TASK INSTRUCTIONS: Copy the listing verbatim, excluding any images found in it.

—————

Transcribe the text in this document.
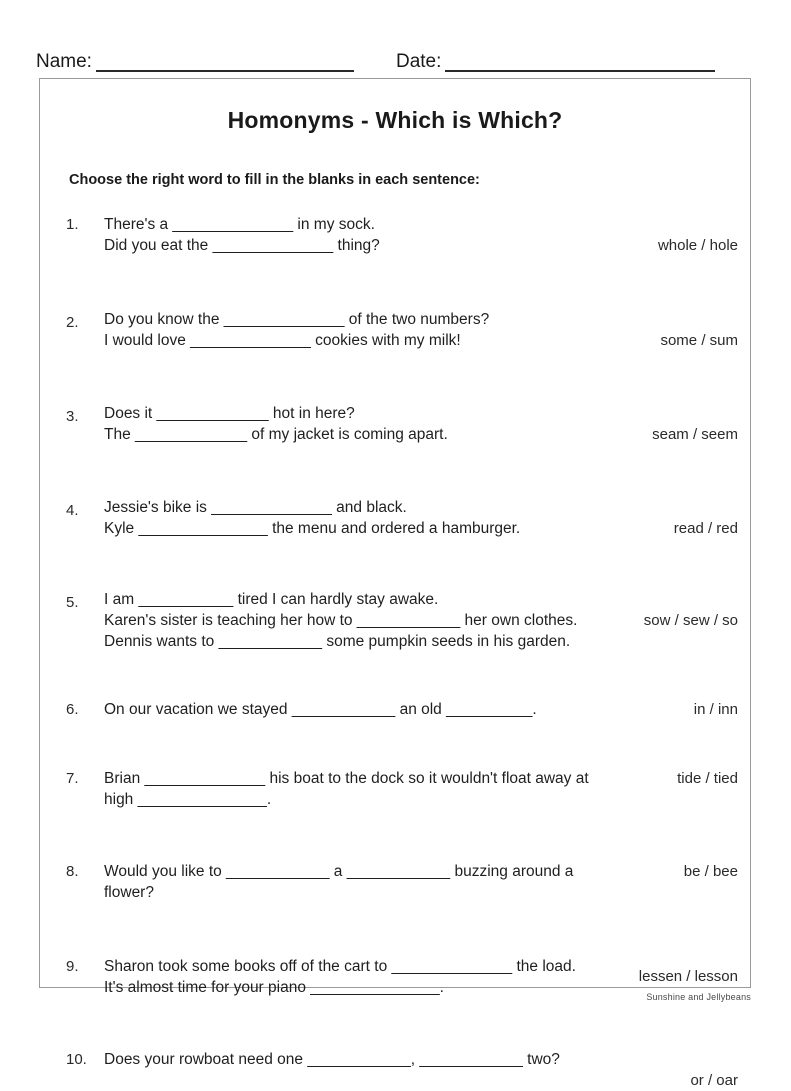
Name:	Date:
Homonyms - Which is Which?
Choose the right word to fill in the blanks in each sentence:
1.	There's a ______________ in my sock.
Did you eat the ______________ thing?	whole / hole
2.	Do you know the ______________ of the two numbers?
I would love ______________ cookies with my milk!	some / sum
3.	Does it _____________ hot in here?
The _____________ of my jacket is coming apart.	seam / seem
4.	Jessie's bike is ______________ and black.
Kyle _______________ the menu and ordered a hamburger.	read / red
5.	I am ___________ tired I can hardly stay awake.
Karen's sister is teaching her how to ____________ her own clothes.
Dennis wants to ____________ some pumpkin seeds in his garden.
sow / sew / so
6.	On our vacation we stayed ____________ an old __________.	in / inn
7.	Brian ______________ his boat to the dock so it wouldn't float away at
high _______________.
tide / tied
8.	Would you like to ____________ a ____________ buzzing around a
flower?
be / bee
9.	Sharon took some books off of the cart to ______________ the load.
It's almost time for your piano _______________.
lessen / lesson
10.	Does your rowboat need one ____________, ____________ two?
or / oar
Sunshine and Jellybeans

—————

OUTPUT FOR THIS EXERCISE:
Transcribe the text in this document.
Name:	Date:
Homonyms - Which is Which?
Choose the right word to fill in the blanks in each sentence:
1.	There's a ______________ in my sock.
Did you eat the ______________ thing?	whole / hole
2.	Do you know the ______________ of the two numbers?
I would love ______________ cookies with my milk!	some / sum
3.	Does it _____________ hot in here?
The _____________ of my jacket is coming apart.	seam / seem
4.	Jessie's bike is ______________ and black.
Kyle _______________ the menu and ordered a hamburger.	read / red
5.	I am ___________ tired I can hardly stay awake.
Karen's sister is teaching her how to ____________ her own clothes.
Dennis wants to ____________ some pumpkin seeds in his garden.
sow / sew / so
6.	On our vacation we stayed ____________ an old __________.	in / inn
7.	Brian ______________ his boat to the dock so it wouldn't float away at
high _______________.
tide / tied
8.	Would you like to ____________ a ____________ buzzing around a
flower?
be / bee
9.	Sharon took some books off of the cart to ______________ the load.
It's almost time for your piano _______________.
lessen / lesson
10.	Does your rowboat need one ____________, ____________ two?
or / oar
Sunshine and Jellybeans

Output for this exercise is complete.